#### LISTED ENTRIES

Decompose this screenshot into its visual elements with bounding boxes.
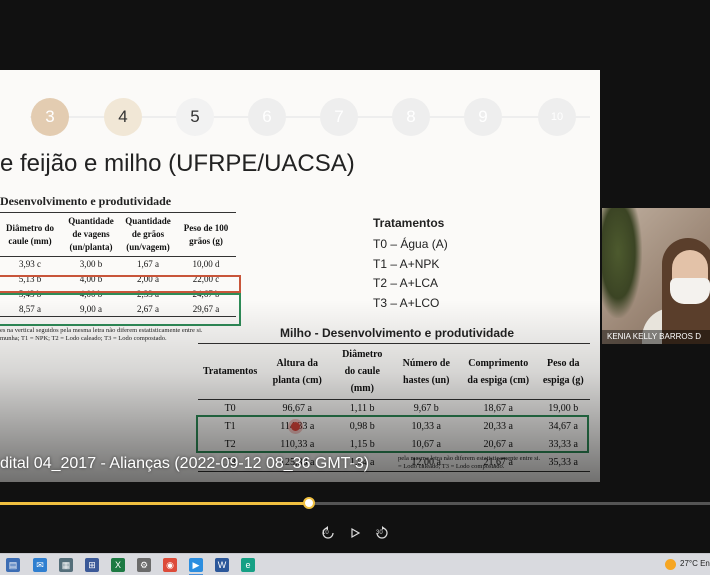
table-cell: 10,00 d <box>192 259 220 270</box>
treatments-list: T0 – Água (A) T1 – A+NPK T2 – A+LCA T3 –… <box>373 235 448 313</box>
participant-name: KENIA KELLY BARROS D <box>602 330 710 344</box>
presentation-slide: 3 4 5 6 7 8 9 10 e feijão e milho (UFRPE… <box>0 70 600 482</box>
video-title: dital 04_2017 - Alianças (2022-09-12 08_… <box>0 455 370 472</box>
table-header: Diâmetro do caule (mm) <box>332 343 393 400</box>
calculator-icon[interactable]: ▦ <box>59 558 73 572</box>
table-cell: 1,67 a <box>137 259 159 270</box>
highlight-box-red <box>0 275 241 293</box>
progress-thumb[interactable] <box>303 497 315 509</box>
highlight-box-green <box>0 293 241 326</box>
step-5: 5 <box>176 98 214 136</box>
weather-icon[interactable] <box>665 559 676 570</box>
step-9: 9 <box>464 98 502 136</box>
play-button[interactable] <box>346 524 364 542</box>
table-cell: 35,33 a <box>536 453 591 472</box>
step-indicator: 3 4 5 6 7 8 9 10 <box>0 98 600 138</box>
table-header: Tratamentos <box>198 343 263 400</box>
bean-table-footnote: es na vertical seguidos pela mesma letra… <box>0 327 203 343</box>
step-8: 8 <box>392 98 430 136</box>
table-header: Diâmetro do caule (mm) <box>0 211 62 258</box>
highlight-box-green <box>196 415 589 453</box>
word-icon[interactable]: W <box>215 558 229 572</box>
footnote-line: pela mesma letra não diferem estatistica… <box>398 455 541 462</box>
chrome-icon[interactable]: ◉ <box>163 558 177 572</box>
pointer-cursor <box>291 422 300 431</box>
table-cell: 3,00 b <box>79 259 103 270</box>
step-7: 7 <box>320 98 358 136</box>
step-6: 6 <box>248 98 286 136</box>
treatments-title: Tratamentos <box>373 216 445 230</box>
table-header: Peso de 100 grãos (g) <box>176 211 236 258</box>
settings-icon[interactable]: ⚙ <box>137 558 151 572</box>
webcam-plant <box>602 208 642 318</box>
progress-fill <box>0 502 309 505</box>
footnote-line: munha; T1 = NPK; T2 = Lodo caleado; T3 =… <box>0 334 167 342</box>
forward-seconds: 30 <box>376 530 383 536</box>
treatment-item: T1 – A+NPK <box>373 256 440 271</box>
treatment-item: T2 – A+LCA <box>373 276 439 290</box>
webcam-person-mask <box>670 278 710 304</box>
taskbar: ▤ ✉ ▦ ⊞ X ⚙ ◉ ▶ W e 27°C En <box>0 553 710 575</box>
bean-table-title: Desenvolvimento e produtividade <box>0 194 172 208</box>
table-header: Número de hastes (un) <box>392 343 461 400</box>
rewind-seconds: 10 <box>322 530 329 536</box>
excel-icon[interactable]: X <box>111 558 125 572</box>
play-icon <box>351 527 361 539</box>
meeting-recording-screen: 3 4 5 6 7 8 9 10 e feijão e milho (UFRPE… <box>0 0 710 575</box>
network-icon[interactable]: ⊞ <box>85 558 99 572</box>
weather-temperature: 27°C En <box>680 559 710 568</box>
corn-table-title: Milho - Desenvolvimento e produtividade <box>280 326 515 340</box>
footnote-line: es na vertical seguidos pela mesma letra… <box>0 327 203 334</box>
corn-table-footnote: pela mesma letra não diferem estatistica… <box>398 455 540 471</box>
step-4: 4 <box>104 98 142 136</box>
app-icon[interactable]: ▤ <box>6 558 20 572</box>
table-header: Peso da espiga (g) <box>536 343 591 400</box>
table-header: Altura da planta (cm) <box>262 343 333 400</box>
step-10: 10 <box>538 98 576 136</box>
footnote-line: = Lodo caleado; T3 = Lodo compostado. <box>398 462 505 470</box>
step-3: 3 <box>31 98 69 136</box>
treatment-item: T0 – Água (A) <box>373 237 448 251</box>
edge-icon[interactable]: e <box>241 558 255 572</box>
media-player-icon[interactable]: ▶ <box>189 558 203 572</box>
treatment-item: T3 – A+LCO <box>373 295 440 310</box>
mail-icon[interactable]: ✉ <box>33 558 47 572</box>
table-header: Comprimento da espiga (cm) <box>460 343 537 400</box>
slide-title: e feijão e milho (UFRPE/UACSA) <box>0 150 355 177</box>
table-header: Quantidade de vagens (un/planta) <box>62 211 120 258</box>
table-cell: 3,93 c <box>19 259 41 270</box>
table-header: Quantidade de grãos (un/vagem) <box>120 211 176 258</box>
table-row: 3,93 c 3,00 b 1,67 a 10,00 d <box>0 257 236 272</box>
webcam-tile: KENIA KELLY BARROS D <box>602 208 710 344</box>
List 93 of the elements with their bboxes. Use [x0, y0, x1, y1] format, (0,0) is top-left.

########

_TASK TO CARRY OUT:_ Reproduce all of the rows above, substituting "highlight-box-yellow" for every occurrence of "highlight-box-green" and leaving everything else unchanged. Omit the pictures.

_EXERCISE ANSWER:_
Decompose this screenshot into its visual elements with bounding boxes.
table-cell: 10,00 d <box>192 259 220 270</box>
treatments-list: T0 – Água (A) T1 – A+NPK T2 – A+LCA T3 –… <box>373 235 448 313</box>
participant-name: KENIA KELLY BARROS D <box>602 330 710 344</box>
presentation-slide: 3 4 5 6 7 8 9 10 e feijão e milho (UFRPE… <box>0 70 600 482</box>
video-title: dital 04_2017 - Alianças (2022-09-12 08_… <box>0 455 370 472</box>
table-header: Diâmetro do caule (mm) <box>332 343 393 400</box>
calculator-icon[interactable]: ▦ <box>59 558 73 572</box>
table-cell: 1,67 a <box>137 259 159 270</box>
highlight-box-red <box>0 275 241 293</box>
progress-thumb[interactable] <box>303 497 315 509</box>
highlight-box-yellow <box>0 293 241 326</box>
step-5: 5 <box>176 98 214 136</box>
weather-icon[interactable] <box>665 559 676 570</box>
step-9: 9 <box>464 98 502 136</box>
play-button[interactable] <box>346 524 364 542</box>
table-cell: 35,33 a <box>536 453 591 472</box>
step-indicator: 3 4 5 6 7 8 9 10 <box>0 98 600 138</box>
table-header: Tratamentos <box>198 343 263 400</box>
bean-table-footnote: es na vertical seguidos pela mesma letra… <box>0 327 203 343</box>
step-8: 8 <box>392 98 430 136</box>
table-header: Diâmetro do caule (mm) <box>0 211 62 258</box>
highlight-box-yellow <box>196 415 589 453</box>
word-icon[interactable]: W <box>215 558 229 572</box>
footnote-line: pela mesma letra não diferem estatistica… <box>398 455 541 462</box>
chrome-icon[interactable]: ◉ <box>163 558 177 572</box>
pointer-cursor <box>291 422 300 431</box>
table-cell: 3,00 b <box>79 259 103 270</box>
step-7: 7 <box>320 98 358 136</box>
step-6: 6 <box>248 98 286 136</box>
treatments-title: Tratamentos <box>373 216 445 230</box>
table-header: Peso de 100 grãos (g) <box>176 211 236 258</box>
settings-icon[interactable]: ⚙ <box>137 558 151 572</box>
webcam-plant <box>602 208 642 318</box>
progress-fill <box>0 502 309 505</box>
footnote-line: munha; T1 = NPK; T2 = Lodo caleado; T3 =… <box>0 334 167 342</box>
forward-seconds: 30 <box>376 530 383 536</box>
treatment-item: T1 – A+NPK <box>373 256 440 271</box>
treatment-item: T2 – A+LCA <box>373 276 439 290</box>
webcam-person-mask <box>670 278 710 304</box>
taskbar: ▤ ✉ ▦ ⊞ X ⚙ ◉ ▶ W e 27°C En <box>0 553 710 575</box>
bean-table-title: Desenvolvimento e produtividade <box>0 194 172 208</box>
table-header: Número de hastes (un) <box>392 343 461 400</box>
rewind-seconds: 10 <box>322 530 329 536</box>
excel-icon[interactable]: X <box>111 558 125 572</box>
play-icon <box>351 527 361 539</box>
meeting-recording-screen: 3 4 5 6 7 8 9 10 e feijão e milho (UFRPE… <box>0 0 710 575</box>
network-icon[interactable]: ⊞ <box>85 558 99 572</box>
weather-temperature: 27°C En <box>680 559 710 568</box>
corn-table-title: Milho - Desenvolvimento e produtividade <box>280 326 515 340</box>
footnote-line: es na vertical seguidos pela mesma letra… <box>0 327 203 334</box>
corn-table-footnote: pela mesma letra não diferem estatistica… <box>398 455 540 471</box>
step-4: 4 <box>104 98 142 136</box>
app-icon[interactable]: ▤ <box>6 558 20 572</box>
table-header: Peso da espiga (g) <box>536 343 591 400</box>
table-header: Altura da planta (cm) <box>262 343 333 400</box>
step-10: 10 <box>538 98 576 136</box>
footnote-line: = Lodo caleado; T3 = Lodo compostado. <box>398 462 505 470</box>
step-3: 3 <box>31 98 69 136</box>
treatment-item: T0 – Água (A) <box>373 237 448 251</box>
edge-icon[interactable]: e <box>241 558 255 572</box>
media-player-icon[interactable]: ▶ <box>189 558 203 572</box>
treatment-item: T3 – A+LCO <box>373 295 440 310</box>
mail-icon[interactable]: ✉ <box>33 558 47 572</box>
table-header: Comprimento da espiga (cm) <box>460 343 537 400</box>
slide-title: e feijão e milho (UFRPE/UACSA) <box>0 150 355 177</box>
table-header: Quantidade de vagens (un/planta) <box>62 211 120 258</box>
table-cell: 3,93 c <box>19 259 41 270</box>
table-header: Quantidade de grãos (un/vagem) <box>120 211 176 258</box>
table-row: 3,93 c 3,00 b 1,67 a 10,00 d <box>0 257 236 272</box>
webcam-tile: KENIA KELLY BARROS D <box>602 208 710 344</box>
List 93 of the elements with their bboxes. Use [x0, y0, x1, y1] format, (0,0) is top-left.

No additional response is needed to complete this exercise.